▶ **What is asked**: Extract from the listing each line in which the word "that" appears.

▶ **Material shown**:
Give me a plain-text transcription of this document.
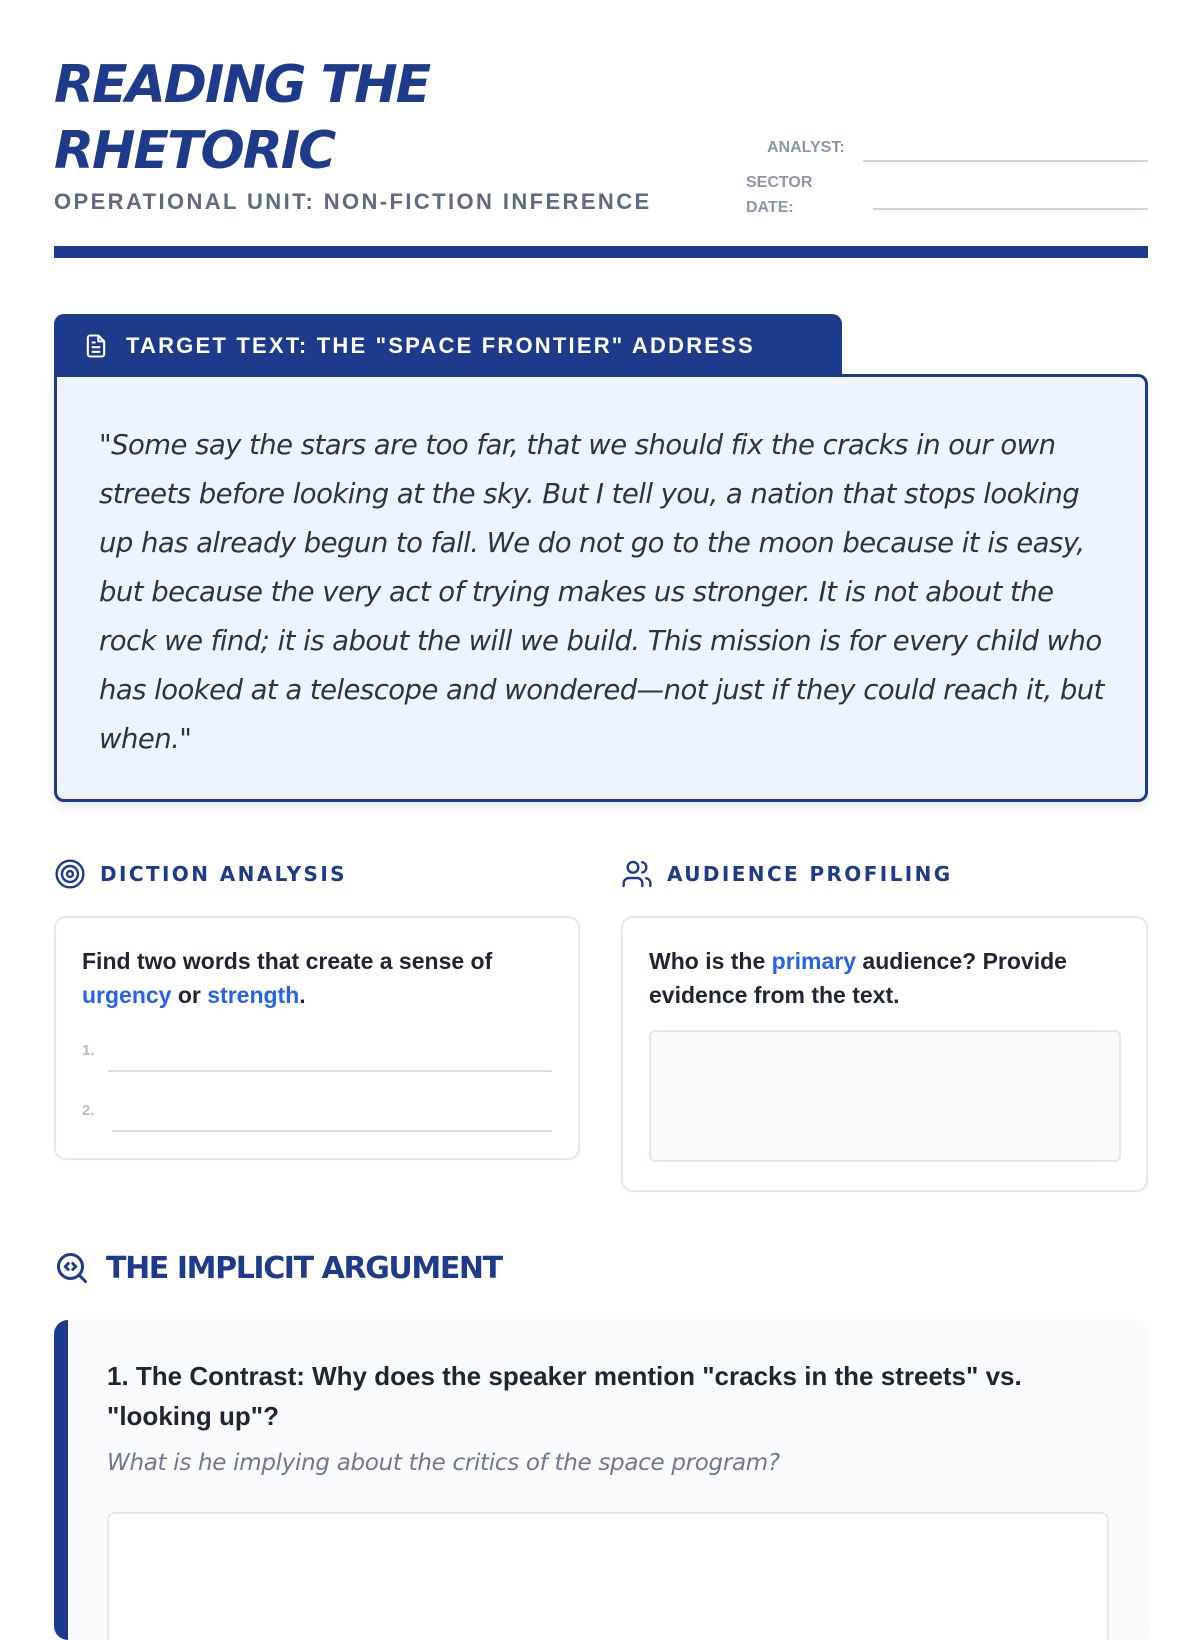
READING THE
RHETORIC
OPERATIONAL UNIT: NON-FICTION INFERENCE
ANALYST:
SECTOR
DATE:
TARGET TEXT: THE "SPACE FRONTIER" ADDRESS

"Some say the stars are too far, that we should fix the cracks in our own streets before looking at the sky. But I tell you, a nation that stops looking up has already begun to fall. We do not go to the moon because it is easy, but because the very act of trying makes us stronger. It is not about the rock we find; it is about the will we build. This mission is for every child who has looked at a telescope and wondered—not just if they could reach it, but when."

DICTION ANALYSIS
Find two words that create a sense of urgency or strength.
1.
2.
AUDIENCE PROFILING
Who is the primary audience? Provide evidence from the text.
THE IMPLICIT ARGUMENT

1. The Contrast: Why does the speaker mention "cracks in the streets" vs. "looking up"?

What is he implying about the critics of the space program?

▶ **Answer to this problem**:
"Some say the stars are too far, that we should fix the cracks in our own streets before looking at the sky. But I tell you, a nation that stops looking up has already begun to fall. We do not go to the moon because it is easy, but because the very act of trying makes us stronger. It is not about the rock we find; it is about the will we build. This mission is for every child who has looked at a telescope and wondered—not just if they could reach it, but when."
Find two words that create a sense of urgency or strength.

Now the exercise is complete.